STATED EXERCISE: Which lines hold the word "长为半径的弧"? Copy each one.

STORED DATA:
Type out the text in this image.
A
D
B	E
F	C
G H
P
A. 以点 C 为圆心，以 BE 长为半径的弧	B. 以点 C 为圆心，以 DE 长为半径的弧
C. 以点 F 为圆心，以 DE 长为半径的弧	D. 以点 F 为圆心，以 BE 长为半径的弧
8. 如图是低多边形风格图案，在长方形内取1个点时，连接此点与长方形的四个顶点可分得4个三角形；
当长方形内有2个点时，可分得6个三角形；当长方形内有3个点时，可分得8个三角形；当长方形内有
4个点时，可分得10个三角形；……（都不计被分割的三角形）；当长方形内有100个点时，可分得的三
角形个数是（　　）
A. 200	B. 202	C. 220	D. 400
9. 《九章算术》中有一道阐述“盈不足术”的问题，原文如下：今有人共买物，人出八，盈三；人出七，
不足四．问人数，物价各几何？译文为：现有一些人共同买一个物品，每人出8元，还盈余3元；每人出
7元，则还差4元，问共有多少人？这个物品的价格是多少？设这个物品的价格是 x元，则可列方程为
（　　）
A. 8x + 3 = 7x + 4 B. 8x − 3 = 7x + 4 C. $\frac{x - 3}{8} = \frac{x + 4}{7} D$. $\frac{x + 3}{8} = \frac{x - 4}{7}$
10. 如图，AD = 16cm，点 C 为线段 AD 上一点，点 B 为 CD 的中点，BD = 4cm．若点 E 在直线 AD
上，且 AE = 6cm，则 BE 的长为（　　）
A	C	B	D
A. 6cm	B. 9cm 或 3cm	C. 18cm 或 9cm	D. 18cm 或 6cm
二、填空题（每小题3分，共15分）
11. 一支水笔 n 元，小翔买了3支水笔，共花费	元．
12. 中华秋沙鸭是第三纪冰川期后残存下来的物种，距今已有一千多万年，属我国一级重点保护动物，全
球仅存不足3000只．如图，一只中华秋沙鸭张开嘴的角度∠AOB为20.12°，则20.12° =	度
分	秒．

RESULT OF THIS TASK:
A. 以点 C 为圆心，以 BE 长为半径的弧	B. 以点 C 为圆心，以 DE 长为半径的弧
C. 以点 F 为圆心，以 DE 长为半径的弧	D. 以点 F 为圆心，以 BE 长为半径的弧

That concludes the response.